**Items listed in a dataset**
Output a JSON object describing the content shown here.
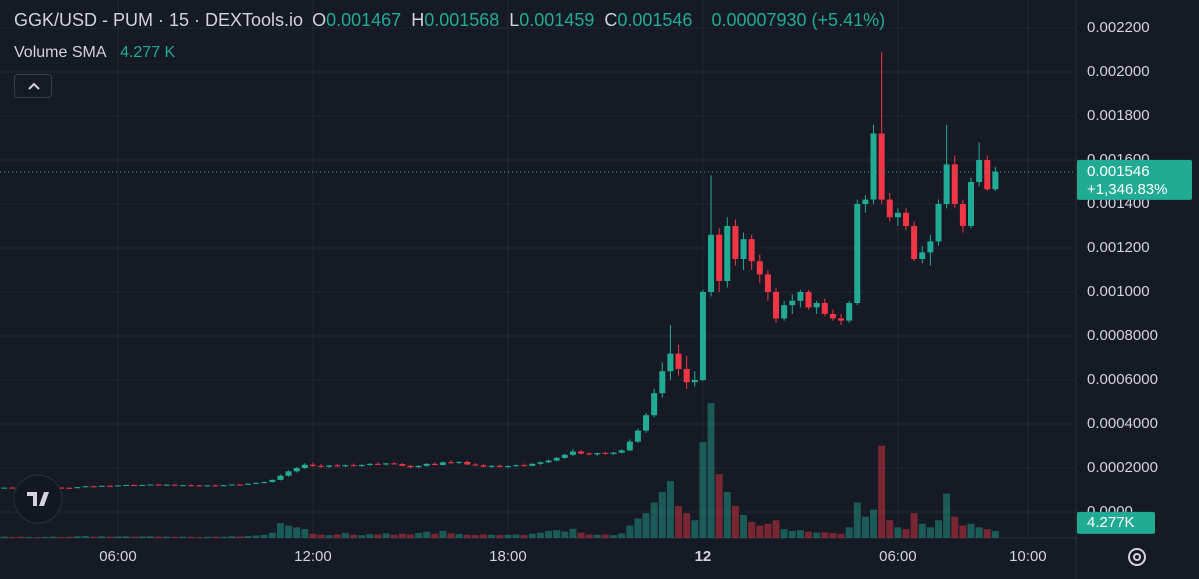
{
  "chart_data": {
    "type": "candlestick",
    "title": "GGK/USD - PUM · 15 · DEXTools.io",
    "legend_ohlc": [
      {
        "label": "O",
        "value": "0.001467"
      },
      {
        "label": "H",
        "value": "0.001568"
      },
      {
        "label": "L",
        "value": "0.001459"
      },
      {
        "label": "C",
        "value": "0.001546"
      }
    ],
    "change": "0.00007930 (+5.41%)",
    "volume_sma": {
      "name": "Volume SMA",
      "value": 4277,
      "label": "4.277 K",
      "axis_label": "4.277K"
    },
    "last_price": {
      "value": 0.001546,
      "label": "0.001546",
      "change": "+1,346.83%"
    },
    "up_color": "#22ab94",
    "down_color": "#f23645",
    "grid": true,
    "x": [
      2.5,
      2.75,
      3,
      3.25,
      3.5,
      3.75,
      4,
      4.25,
      4.5,
      4.75,
      5,
      5.25,
      5.5,
      5.75,
      6,
      6.25,
      6.5,
      6.75,
      7,
      7.25,
      7.5,
      7.75,
      8,
      8.25,
      8.5,
      8.75,
      9,
      9.25,
      9.5,
      9.75,
      10,
      10.25,
      10.5,
      10.75,
      11,
      11.25,
      11.5,
      11.75,
      12,
      12.25,
      12.5,
      12.75,
      13,
      13.25,
      13.5,
      13.75,
      14,
      14.25,
      14.5,
      14.75,
      15,
      15.25,
      15.5,
      15.75,
      16,
      16.25,
      16.5,
      16.75,
      17,
      17.25,
      17.5,
      17.75,
      18,
      18.25,
      18.5,
      18.75,
      19,
      19.25,
      19.5,
      19.75,
      20,
      20.25,
      20.5,
      20.75,
      21,
      21.25,
      21.5,
      21.75,
      22,
      22.25,
      22.5,
      22.75,
      23,
      23.25,
      23.5,
      23.75,
      24,
      24.25,
      24.5,
      24.75,
      25,
      25.25,
      25.5,
      25.75,
      26,
      26.25,
      26.5,
      26.75,
      27,
      27.25,
      27.5,
      27.75,
      28,
      28.25,
      28.5,
      28.75,
      29,
      29.25,
      29.5,
      29.75,
      30,
      30.25,
      30.5,
      30.75,
      31,
      31.25,
      31.5,
      31.75,
      32,
      32.25,
      32.5,
      32.75,
      33
    ],
    "open": [
      0.00011,
      0.000111,
      0.00011,
      0.000108,
      0.00011,
      0.000108,
      0.000109,
      0.000111,
      0.00011,
      0.000109,
      0.000113,
      0.000117,
      0.000116,
      0.000119,
      0.000118,
      0.000121,
      0.000123,
      0.000121,
      0.000123,
      0.000125,
      0.000123,
      0.000124,
      0.000121,
      0.000122,
      0.000121,
      0.000119,
      0.000121,
      0.00012,
      0.000122,
      0.000125,
      0.000124,
      0.000129,
      0.000133,
      0.000136,
      0.000146,
      0.000165,
      0.000185,
      0.0002,
      0.000215,
      0.00021,
      0.000206,
      0.000212,
      0.000208,
      0.000213,
      0.00021,
      0.000214,
      0.000219,
      0.000216,
      0.000221,
      0.000218,
      0.00021,
      0.000204,
      0.00021,
      0.000219,
      0.000214,
      0.000226,
      0.000224,
      0.000228,
      0.000216,
      0.000212,
      0.000206,
      0.00021,
      0.000205,
      0.000209,
      0.000213,
      0.00021,
      0.000219,
      0.000226,
      0.000234,
      0.000246,
      0.00026,
      0.000275,
      0.000266,
      0.000262,
      0.000268,
      0.000264,
      0.00027,
      0.00028,
      0.00032,
      0.00037,
      0.00044,
      0.00054,
      0.00064,
      0.00072,
      0.00065,
      0.00059,
      0.0006,
      0.001,
      0.00126,
      0.00105,
      0.0013,
      0.00115,
      0.00124,
      0.00114,
      0.00108,
      0.001,
      0.00088,
      0.00094,
      0.00096,
      0.001,
      0.00093,
      0.00095,
      0.0009,
      0.00088,
      0.00087,
      0.00095,
      0.0014,
      0.00142,
      0.00172,
      0.00142,
      0.00134,
      0.00136,
      0.0013,
      0.00115,
      0.00118,
      0.00123,
      0.0014,
      0.00158,
      0.0014,
      0.0013,
      0.0015,
      0.0016,
      0.001467
    ],
    "high": [
      0.000112,
      0.000113,
      0.000112,
      0.000111,
      0.000111,
      0.00011,
      0.000112,
      0.000113,
      0.000112,
      0.000114,
      0.000118,
      0.000119,
      0.00012,
      0.000121,
      0.000122,
      0.000124,
      0.000125,
      0.000124,
      0.000126,
      0.000127,
      0.000126,
      0.000126,
      0.000124,
      0.000125,
      0.000123,
      0.000122,
      0.000124,
      0.000123,
      0.000126,
      0.000128,
      0.00013,
      0.000134,
      0.000138,
      0.000148,
      0.00017,
      0.00019,
      0.000205,
      0.000222,
      0.000225,
      0.000218,
      0.000214,
      0.000218,
      0.000216,
      0.00022,
      0.000217,
      0.000222,
      0.000226,
      0.000224,
      0.000228,
      0.000222,
      0.000214,
      0.000212,
      0.000222,
      0.000226,
      0.00023,
      0.000236,
      0.00023,
      0.000232,
      0.000222,
      0.000218,
      0.000214,
      0.000216,
      0.000212,
      0.000216,
      0.00022,
      0.000222,
      0.00023,
      0.000238,
      0.00025,
      0.000265,
      0.000288,
      0.000282,
      0.000272,
      0.00027,
      0.000275,
      0.000272,
      0.000285,
      0.00033,
      0.00038,
      0.00045,
      0.00056,
      0.00068,
      0.00085,
      0.00076,
      0.00071,
      0.00064,
      0.00101,
      0.00153,
      0.00129,
      0.00134,
      0.00133,
      0.00127,
      0.00126,
      0.00117,
      0.0011,
      0.00102,
      0.00096,
      0.00099,
      0.00101,
      0.00101,
      0.00096,
      0.00097,
      0.00092,
      0.0009,
      0.00096,
      0.00142,
      0.00144,
      0.00176,
      0.00209,
      0.00145,
      0.00138,
      0.00138,
      0.00132,
      0.00121,
      0.00126,
      0.00142,
      0.00176,
      0.00162,
      0.00142,
      0.00152,
      0.00168,
      0.00162,
      0.001568
    ],
    "low": [
      0.000108,
      0.000109,
      0.000107,
      0.000107,
      0.000107,
      0.000106,
      0.000108,
      0.000109,
      0.000108,
      0.000108,
      0.000112,
      0.000115,
      0.000115,
      0.000116,
      0.000117,
      0.000119,
      0.00012,
      0.000119,
      0.000121,
      0.000122,
      0.000121,
      0.00012,
      0.000119,
      0.00012,
      0.000118,
      0.000117,
      0.000119,
      0.000118,
      0.000121,
      0.000122,
      0.000123,
      0.000127,
      0.000131,
      0.000134,
      0.000144,
      0.00016,
      0.00018,
      0.000196,
      0.000205,
      0.000202,
      0.0002,
      0.000205,
      0.000204,
      0.000208,
      0.000205,
      0.00021,
      0.000213,
      0.000211,
      0.000216,
      0.000208,
      0.0002,
      0.0002,
      0.000206,
      0.000212,
      0.000212,
      0.00022,
      0.000218,
      0.000214,
      0.000208,
      0.000204,
      0.0002,
      0.000203,
      0.0002,
      0.000205,
      0.000208,
      0.000208,
      0.000214,
      0.000222,
      0.00023,
      0.000242,
      0.000255,
      0.000262,
      0.000258,
      0.000255,
      0.000262,
      0.00026,
      0.000266,
      0.000276,
      0.000315,
      0.00036,
      0.00043,
      0.00052,
      0.0006,
      0.00062,
      0.00056,
      0.00057,
      0.000595,
      0.00098,
      0.001,
      0.00102,
      0.00112,
      0.0011,
      0.0011,
      0.00104,
      0.00096,
      0.00086,
      0.00087,
      0.0009,
      0.00093,
      0.00092,
      0.0009,
      0.00089,
      0.00087,
      0.00085,
      0.00086,
      0.00094,
      0.00136,
      0.0014,
      0.0014,
      0.00132,
      0.0013,
      0.00128,
      0.00114,
      0.00113,
      0.00112,
      0.00121,
      0.00138,
      0.00138,
      0.00127,
      0.00129,
      0.00148,
      0.00146,
      0.001459
    ],
    "close": [
      0.000111,
      0.00011,
      0.000108,
      0.00011,
      0.000108,
      0.000109,
      0.000111,
      0.00011,
      0.000109,
      0.000113,
      0.000117,
      0.000116,
      0.000119,
      0.000118,
      0.000121,
      0.000123,
      0.000121,
      0.000123,
      0.000125,
      0.000123,
      0.000124,
      0.000121,
      0.000122,
      0.000121,
      0.000119,
      0.000121,
      0.00012,
      0.000122,
      0.000125,
      0.000124,
      0.000129,
      0.000133,
      0.000136,
      0.000146,
      0.000165,
      0.000185,
      0.0002,
      0.000215,
      0.00021,
      0.000206,
      0.000212,
      0.000208,
      0.000213,
      0.00021,
      0.000214,
      0.000219,
      0.000216,
      0.000221,
      0.000218,
      0.00021,
      0.000204,
      0.00021,
      0.000219,
      0.000214,
      0.000226,
      0.000224,
      0.000228,
      0.000216,
      0.000212,
      0.000206,
      0.00021,
      0.000205,
      0.000209,
      0.000213,
      0.00021,
      0.000219,
      0.000226,
      0.000234,
      0.000246,
      0.00026,
      0.000275,
      0.000266,
      0.000262,
      0.000268,
      0.000264,
      0.00027,
      0.00028,
      0.00032,
      0.00037,
      0.00044,
      0.00054,
      0.00064,
      0.00072,
      0.00065,
      0.00059,
      0.0006,
      0.001,
      0.00126,
      0.00105,
      0.0013,
      0.00115,
      0.00124,
      0.00114,
      0.00108,
      0.001,
      0.00088,
      0.00094,
      0.00096,
      0.001,
      0.00093,
      0.00095,
      0.0009,
      0.00088,
      0.00087,
      0.00095,
      0.0014,
      0.00142,
      0.00172,
      0.00142,
      0.00134,
      0.00136,
      0.0013,
      0.00115,
      0.00118,
      0.00123,
      0.0014,
      0.00158,
      0.0014,
      0.0013,
      0.0015,
      0.0016,
      0.001467,
      0.001546
    ],
    "volume": [
      400,
      300,
      350,
      300,
      250,
      300,
      400,
      300,
      350,
      500,
      600,
      400,
      500,
      400,
      450,
      500,
      400,
      450,
      500,
      400,
      400,
      350,
      400,
      350,
      300,
      350,
      400,
      350,
      500,
      450,
      600,
      700,
      900,
      1500,
      4200,
      3500,
      3000,
      2500,
      1200,
      900,
      800,
      1000,
      1400,
      900,
      800,
      1100,
      1000,
      1300,
      900,
      1200,
      1000,
      1400,
      1800,
      1200,
      2000,
      1300,
      1100,
      900,
      800,
      1000,
      900,
      800,
      900,
      1000,
      800,
      1200,
      1500,
      2000,
      2200,
      1800,
      2600,
      1500,
      1000,
      900,
      1000,
      800,
      1300,
      3500,
      5500,
      7000,
      10000,
      13000,
      16000,
      9000,
      7000,
      5000,
      27000,
      38000,
      18000,
      13000,
      9000,
      6500,
      4500,
      3500,
      4000,
      5000,
      2500,
      2000,
      2200,
      1800,
      1500,
      1600,
      1400,
      1200,
      3000,
      10000,
      6000,
      8000,
      26000,
      5000,
      3000,
      2500,
      7000,
      4000,
      3000,
      5000,
      12500,
      6000,
      3500,
      4000,
      3000,
      2500,
      2000
    ],
    "volume_lim": [
      0,
      40000
    ],
    "xlim": [
      2.37,
      35.45
    ],
    "xticks": [
      {
        "value": 6,
        "label": "06:00"
      },
      {
        "value": 12,
        "label": "12:00"
      },
      {
        "value": 18,
        "label": "18:00"
      },
      {
        "value": 24,
        "label": "12"
      },
      {
        "value": 30,
        "label": "06:00"
      },
      {
        "value": 34,
        "label": "10:00"
      }
    ],
    "ylim": [
      -0.000118,
      0.002327
    ],
    "yticks": [
      {
        "value": 0,
        "label": "0.0000"
      },
      {
        "value": 0.0002,
        "label": "0.0002000"
      },
      {
        "value": 0.0004,
        "label": "0.0004000"
      },
      {
        "value": 0.0006,
        "label": "0.0006000"
      },
      {
        "value": 0.0008,
        "label": "0.0008000"
      },
      {
        "value": 0.001,
        "label": "0.001000"
      },
      {
        "value": 0.0012,
        "label": "0.001200"
      },
      {
        "value": 0.0014,
        "label": "0.001400"
      },
      {
        "value": 0.0016,
        "label": "0.001600"
      },
      {
        "value": 0.0018,
        "label": "0.001800"
      },
      {
        "value": 0.002,
        "label": "0.002000"
      },
      {
        "value": 0.0022,
        "label": "0.002200"
      }
    ]
  }
}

**WHAT THE EXERCISE ASKS**
Look through the entries above. Extract each line with the word "change".

**SOLUTION TO THIS TASK**
    "change": "0.00007930 (+5.41%)",
      "change": "+1,346.83%"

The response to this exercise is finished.